-- PROBLEM TO WORK ON --
Sift the listing for lines that hold the string "contours" and pull them out.

☆ ☆ ☆ ☆ ☆ ☆ ☆

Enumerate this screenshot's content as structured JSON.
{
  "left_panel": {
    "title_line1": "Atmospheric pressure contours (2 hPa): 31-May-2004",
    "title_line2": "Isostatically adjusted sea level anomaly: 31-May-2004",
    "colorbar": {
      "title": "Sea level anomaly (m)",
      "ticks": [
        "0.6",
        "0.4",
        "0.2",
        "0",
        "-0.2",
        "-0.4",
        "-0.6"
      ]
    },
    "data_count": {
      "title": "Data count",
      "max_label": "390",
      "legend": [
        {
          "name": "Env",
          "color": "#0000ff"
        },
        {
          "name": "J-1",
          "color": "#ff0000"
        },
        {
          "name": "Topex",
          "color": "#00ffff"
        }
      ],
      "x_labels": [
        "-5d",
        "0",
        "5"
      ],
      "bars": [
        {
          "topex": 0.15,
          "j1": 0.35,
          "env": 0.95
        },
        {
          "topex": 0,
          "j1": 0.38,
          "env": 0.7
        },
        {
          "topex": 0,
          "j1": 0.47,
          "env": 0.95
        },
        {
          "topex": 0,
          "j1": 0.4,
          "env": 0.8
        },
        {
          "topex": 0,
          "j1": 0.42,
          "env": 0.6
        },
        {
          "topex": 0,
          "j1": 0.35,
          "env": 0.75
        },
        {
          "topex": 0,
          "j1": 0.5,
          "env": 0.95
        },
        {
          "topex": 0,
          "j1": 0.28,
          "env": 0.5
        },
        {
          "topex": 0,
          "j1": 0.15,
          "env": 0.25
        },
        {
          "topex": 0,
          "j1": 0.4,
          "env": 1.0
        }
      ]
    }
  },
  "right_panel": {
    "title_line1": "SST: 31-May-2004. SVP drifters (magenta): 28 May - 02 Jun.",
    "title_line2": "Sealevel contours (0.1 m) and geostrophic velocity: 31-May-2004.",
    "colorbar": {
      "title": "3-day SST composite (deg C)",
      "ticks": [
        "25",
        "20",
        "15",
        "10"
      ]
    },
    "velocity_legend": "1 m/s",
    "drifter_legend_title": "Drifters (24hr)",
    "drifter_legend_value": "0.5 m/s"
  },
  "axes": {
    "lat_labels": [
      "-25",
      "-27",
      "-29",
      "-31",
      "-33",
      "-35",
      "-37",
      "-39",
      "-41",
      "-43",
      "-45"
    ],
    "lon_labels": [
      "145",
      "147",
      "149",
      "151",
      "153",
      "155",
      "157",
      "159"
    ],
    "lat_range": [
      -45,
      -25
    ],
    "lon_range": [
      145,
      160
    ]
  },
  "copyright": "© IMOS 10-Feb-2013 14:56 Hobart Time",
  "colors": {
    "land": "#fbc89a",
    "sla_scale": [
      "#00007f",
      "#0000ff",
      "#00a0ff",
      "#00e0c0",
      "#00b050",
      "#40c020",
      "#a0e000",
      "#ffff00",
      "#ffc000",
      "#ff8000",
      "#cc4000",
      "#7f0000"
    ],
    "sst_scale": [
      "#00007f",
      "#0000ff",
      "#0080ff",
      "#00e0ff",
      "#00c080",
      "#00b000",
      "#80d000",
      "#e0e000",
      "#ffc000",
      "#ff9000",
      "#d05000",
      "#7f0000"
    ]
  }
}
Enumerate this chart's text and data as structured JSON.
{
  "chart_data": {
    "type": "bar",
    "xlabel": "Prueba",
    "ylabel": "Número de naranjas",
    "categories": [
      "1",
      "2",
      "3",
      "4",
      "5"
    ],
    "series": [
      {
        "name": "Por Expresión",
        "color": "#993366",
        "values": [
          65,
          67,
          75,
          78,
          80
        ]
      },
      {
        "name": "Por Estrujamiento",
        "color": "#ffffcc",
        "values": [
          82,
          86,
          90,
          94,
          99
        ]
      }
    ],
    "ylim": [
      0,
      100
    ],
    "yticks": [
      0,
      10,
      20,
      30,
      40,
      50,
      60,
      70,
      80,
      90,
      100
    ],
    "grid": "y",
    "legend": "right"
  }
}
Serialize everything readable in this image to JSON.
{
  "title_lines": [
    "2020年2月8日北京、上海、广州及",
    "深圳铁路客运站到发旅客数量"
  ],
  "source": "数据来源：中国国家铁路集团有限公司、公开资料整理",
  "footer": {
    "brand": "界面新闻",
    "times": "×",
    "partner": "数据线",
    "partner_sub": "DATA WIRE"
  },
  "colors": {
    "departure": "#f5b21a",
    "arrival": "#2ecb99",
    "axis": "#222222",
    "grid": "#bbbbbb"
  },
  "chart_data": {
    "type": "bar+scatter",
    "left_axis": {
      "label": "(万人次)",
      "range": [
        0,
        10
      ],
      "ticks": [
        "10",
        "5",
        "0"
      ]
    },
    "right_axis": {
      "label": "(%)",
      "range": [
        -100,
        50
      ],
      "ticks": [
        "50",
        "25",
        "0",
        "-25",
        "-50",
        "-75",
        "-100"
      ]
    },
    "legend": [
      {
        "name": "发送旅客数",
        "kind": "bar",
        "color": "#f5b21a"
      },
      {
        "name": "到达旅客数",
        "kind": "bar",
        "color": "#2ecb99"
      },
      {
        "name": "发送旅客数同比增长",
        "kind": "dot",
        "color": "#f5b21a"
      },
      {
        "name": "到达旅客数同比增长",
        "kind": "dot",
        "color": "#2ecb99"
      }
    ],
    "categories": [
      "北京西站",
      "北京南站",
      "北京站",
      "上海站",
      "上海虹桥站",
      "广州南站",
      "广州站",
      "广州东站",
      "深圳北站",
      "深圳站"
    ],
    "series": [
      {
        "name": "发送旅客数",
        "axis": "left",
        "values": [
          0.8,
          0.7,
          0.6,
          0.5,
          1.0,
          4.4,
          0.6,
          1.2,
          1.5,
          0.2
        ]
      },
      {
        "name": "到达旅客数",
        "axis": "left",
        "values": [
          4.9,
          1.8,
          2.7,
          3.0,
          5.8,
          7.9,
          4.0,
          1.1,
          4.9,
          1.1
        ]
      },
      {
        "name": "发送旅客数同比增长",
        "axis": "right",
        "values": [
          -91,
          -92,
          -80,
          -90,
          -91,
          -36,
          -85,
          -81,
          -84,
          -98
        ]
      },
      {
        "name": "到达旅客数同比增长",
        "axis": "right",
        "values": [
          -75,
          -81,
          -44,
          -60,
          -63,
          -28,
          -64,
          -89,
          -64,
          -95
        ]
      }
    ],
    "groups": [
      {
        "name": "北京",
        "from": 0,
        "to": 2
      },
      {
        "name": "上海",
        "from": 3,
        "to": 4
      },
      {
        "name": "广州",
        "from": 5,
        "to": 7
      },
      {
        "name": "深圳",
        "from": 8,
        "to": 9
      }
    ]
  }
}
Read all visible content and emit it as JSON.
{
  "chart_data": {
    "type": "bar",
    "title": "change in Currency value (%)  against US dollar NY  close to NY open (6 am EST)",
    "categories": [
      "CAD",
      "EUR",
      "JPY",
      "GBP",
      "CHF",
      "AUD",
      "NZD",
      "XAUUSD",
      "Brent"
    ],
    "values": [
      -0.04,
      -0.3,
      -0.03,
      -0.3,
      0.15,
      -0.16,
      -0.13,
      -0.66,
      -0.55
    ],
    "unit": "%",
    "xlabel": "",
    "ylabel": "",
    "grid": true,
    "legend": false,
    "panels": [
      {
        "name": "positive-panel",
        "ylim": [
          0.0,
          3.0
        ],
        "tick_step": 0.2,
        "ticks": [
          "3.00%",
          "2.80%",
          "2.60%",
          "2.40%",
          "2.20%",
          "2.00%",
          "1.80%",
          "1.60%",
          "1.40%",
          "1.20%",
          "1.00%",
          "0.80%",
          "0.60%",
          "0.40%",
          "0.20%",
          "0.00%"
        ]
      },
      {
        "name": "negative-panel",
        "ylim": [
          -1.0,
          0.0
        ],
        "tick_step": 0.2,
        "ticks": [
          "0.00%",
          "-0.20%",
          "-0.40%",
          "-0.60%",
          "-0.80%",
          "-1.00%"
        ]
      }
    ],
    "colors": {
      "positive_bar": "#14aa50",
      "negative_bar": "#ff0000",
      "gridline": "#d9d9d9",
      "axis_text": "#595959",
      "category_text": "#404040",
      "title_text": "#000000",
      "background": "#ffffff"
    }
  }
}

☆ ☆ ☆ ☆ ☆ ☆ ☆

-- REPLY TO THE TASK --
    "title_line1": "Atmospheric pressure contours (2 hPa): 31-May-2004",
    "title_line2": "Sealevel contours (0.1 m) and geostrophic velocity: 31-May-2004.",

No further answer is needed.